Aim:
Repeat the whole listing below, word for word.

(Saved entries)
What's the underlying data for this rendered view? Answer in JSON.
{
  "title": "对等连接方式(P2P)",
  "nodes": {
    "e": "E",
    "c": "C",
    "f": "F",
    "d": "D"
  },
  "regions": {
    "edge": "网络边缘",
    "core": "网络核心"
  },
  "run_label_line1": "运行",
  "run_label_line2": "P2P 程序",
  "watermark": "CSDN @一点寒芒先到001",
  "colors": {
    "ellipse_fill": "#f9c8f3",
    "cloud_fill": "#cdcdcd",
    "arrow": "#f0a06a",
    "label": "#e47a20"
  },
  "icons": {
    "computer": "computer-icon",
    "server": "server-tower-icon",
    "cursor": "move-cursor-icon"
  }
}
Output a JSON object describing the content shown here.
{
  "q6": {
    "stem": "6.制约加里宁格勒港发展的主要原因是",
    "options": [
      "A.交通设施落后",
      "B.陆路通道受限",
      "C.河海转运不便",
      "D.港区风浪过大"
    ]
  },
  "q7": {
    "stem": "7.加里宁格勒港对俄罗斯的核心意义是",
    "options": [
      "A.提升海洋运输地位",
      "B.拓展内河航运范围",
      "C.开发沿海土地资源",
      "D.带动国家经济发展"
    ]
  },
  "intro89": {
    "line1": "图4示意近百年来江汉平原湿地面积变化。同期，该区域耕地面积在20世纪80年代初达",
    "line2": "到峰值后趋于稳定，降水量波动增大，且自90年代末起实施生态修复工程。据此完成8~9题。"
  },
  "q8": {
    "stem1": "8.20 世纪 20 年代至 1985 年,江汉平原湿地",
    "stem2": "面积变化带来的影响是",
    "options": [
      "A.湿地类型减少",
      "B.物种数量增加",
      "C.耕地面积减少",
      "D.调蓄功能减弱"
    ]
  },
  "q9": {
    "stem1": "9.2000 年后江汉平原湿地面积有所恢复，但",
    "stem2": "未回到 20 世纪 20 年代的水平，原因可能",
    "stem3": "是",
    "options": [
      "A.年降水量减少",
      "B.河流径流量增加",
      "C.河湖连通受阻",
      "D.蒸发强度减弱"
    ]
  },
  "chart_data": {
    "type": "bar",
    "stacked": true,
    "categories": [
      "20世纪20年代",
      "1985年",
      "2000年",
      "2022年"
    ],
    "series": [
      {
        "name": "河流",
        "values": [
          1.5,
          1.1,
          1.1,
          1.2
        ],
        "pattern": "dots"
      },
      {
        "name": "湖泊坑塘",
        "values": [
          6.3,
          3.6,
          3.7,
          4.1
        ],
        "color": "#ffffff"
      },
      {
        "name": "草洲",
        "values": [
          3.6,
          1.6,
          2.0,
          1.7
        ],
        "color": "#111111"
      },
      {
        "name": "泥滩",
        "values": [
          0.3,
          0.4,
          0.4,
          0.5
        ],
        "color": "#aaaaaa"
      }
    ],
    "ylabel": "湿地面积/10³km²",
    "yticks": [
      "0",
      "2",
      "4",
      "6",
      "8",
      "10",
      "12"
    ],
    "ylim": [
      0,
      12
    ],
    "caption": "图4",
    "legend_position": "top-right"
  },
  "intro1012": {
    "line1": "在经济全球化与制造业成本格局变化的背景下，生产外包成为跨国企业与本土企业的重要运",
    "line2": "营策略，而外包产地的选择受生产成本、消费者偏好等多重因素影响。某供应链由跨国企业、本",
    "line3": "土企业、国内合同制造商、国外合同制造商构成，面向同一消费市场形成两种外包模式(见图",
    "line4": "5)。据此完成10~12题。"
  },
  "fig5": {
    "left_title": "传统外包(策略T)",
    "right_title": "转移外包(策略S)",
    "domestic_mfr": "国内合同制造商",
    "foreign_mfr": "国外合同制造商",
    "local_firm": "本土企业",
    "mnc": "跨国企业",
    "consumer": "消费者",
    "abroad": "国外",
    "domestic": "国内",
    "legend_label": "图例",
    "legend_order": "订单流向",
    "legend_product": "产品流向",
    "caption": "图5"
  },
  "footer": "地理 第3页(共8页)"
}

Answer below:
What's the underlying data for this rendered view? Answer in JSON.
{
  "title": "对等连接方式(P2P)",
  "nodes": {
    "e": "E",
    "c": "C",
    "f": "F",
    "d": "D"
  },
  "regions": {
    "edge": "网络边缘",
    "core": "网络核心"
  },
  "run_label_line1": "运行",
  "run_label_line2": "P2P 程序",
  "watermark": "CSDN @一点寒芒先到001",
  "colors": {
    "ellipse_fill": "#f9c8f3",
    "cloud_fill": "#cdcdcd",
    "arrow": "#f0a06a",
    "label": "#e47a20"
  },
  "icons": {
    "computer": "computer-icon",
    "server": "server-tower-icon",
    "cursor": "move-cursor-icon"
  }
}
Output a JSON object describing the content shown here.
{
  "q6": {
    "stem": "6.制约加里宁格勒港发展的主要原因是",
    "options": [
      "A.交通设施落后",
      "B.陆路通道受限",
      "C.河海转运不便",
      "D.港区风浪过大"
    ]
  },
  "q7": {
    "stem": "7.加里宁格勒港对俄罗斯的核心意义是",
    "options": [
      "A.提升海洋运输地位",
      "B.拓展内河航运范围",
      "C.开发沿海土地资源",
      "D.带动国家经济发展"
    ]
  },
  "intro89": {
    "line1": "图4示意近百年来江汉平原湿地面积变化。同期，该区域耕地面积在20世纪80年代初达",
    "line2": "到峰值后趋于稳定，降水量波动增大，且自90年代末起实施生态修复工程。据此完成8~9题。"
  },
  "q8": {
    "stem1": "8.20 世纪 20 年代至 1985 年,江汉平原湿地",
    "stem2": "面积变化带来的影响是",
    "options": [
      "A.湿地类型减少",
      "B.物种数量增加",
      "C.耕地面积减少",
      "D.调蓄功能减弱"
    ]
  },
  "q9": {
    "stem1": "9.2000 年后江汉平原湿地面积有所恢复，但",
    "stem2": "未回到 20 世纪 20 年代的水平，原因可能",
    "stem3": "是",
    "options": [
      "A.年降水量减少",
      "B.河流径流量增加",
      "C.河湖连通受阻",
      "D.蒸发强度减弱"
    ]
  },
  "chart_data": {
    "type": "bar",
    "stacked": true,
    "categories": [
      "20世纪20年代",
      "1985年",
      "2000年",
      "2022年"
    ],
    "series": [
      {
        "name": "河流",
        "values": [
          1.5,
          1.1,
          1.1,
          1.2
        ],
        "pattern": "dots"
      },
      {
        "name": "湖泊坑塘",
        "values": [
          6.3,
          3.6,
          3.7,
          4.1
        ],
        "color": "#ffffff"
      },
      {
        "name": "草洲",
        "values": [
          3.6,
          1.6,
          2.0,
          1.7
        ],
        "color": "#111111"
      },
      {
        "name": "泥滩",
        "values": [
          0.3,
          0.4,
          0.4,
          0.5
        ],
        "color": "#aaaaaa"
      }
    ],
    "ylabel": "湿地面积/10³km²",
    "yticks": [
      "0",
      "2",
      "4",
      "6",
      "8",
      "10",
      "12"
    ],
    "ylim": [
      0,
      12
    ],
    "caption": "图4",
    "legend_position": "top-right"
  },
  "intro1012": {
    "line1": "在经济全球化与制造业成本格局变化的背景下，生产外包成为跨国企业与本土企业的重要运",
    "line2": "营策略，而外包产地的选择受生产成本、消费者偏好等多重因素影响。某供应链由跨国企业、本",
    "line3": "土企业、国内合同制造商、国外合同制造商构成，面向同一消费市场形成两种外包模式(见图",
    "line4": "5)。据此完成10~12题。"
  },
  "fig5": {
    "left_title": "传统外包(策略T)",
    "right_title": "转移外包(策略S)",
    "domestic_mfr": "国内合同制造商",
    "foreign_mfr": "国外合同制造商",
    "local_firm": "本土企业",
    "mnc": "跨国企业",
    "consumer": "消费者",
    "abroad": "国外",
    "domestic": "国内",
    "legend_label": "图例",
    "legend_order": "订单流向",
    "legend_product": "产品流向",
    "caption": "图5"
  },
  "footer": "地理 第3页(共8页)"
}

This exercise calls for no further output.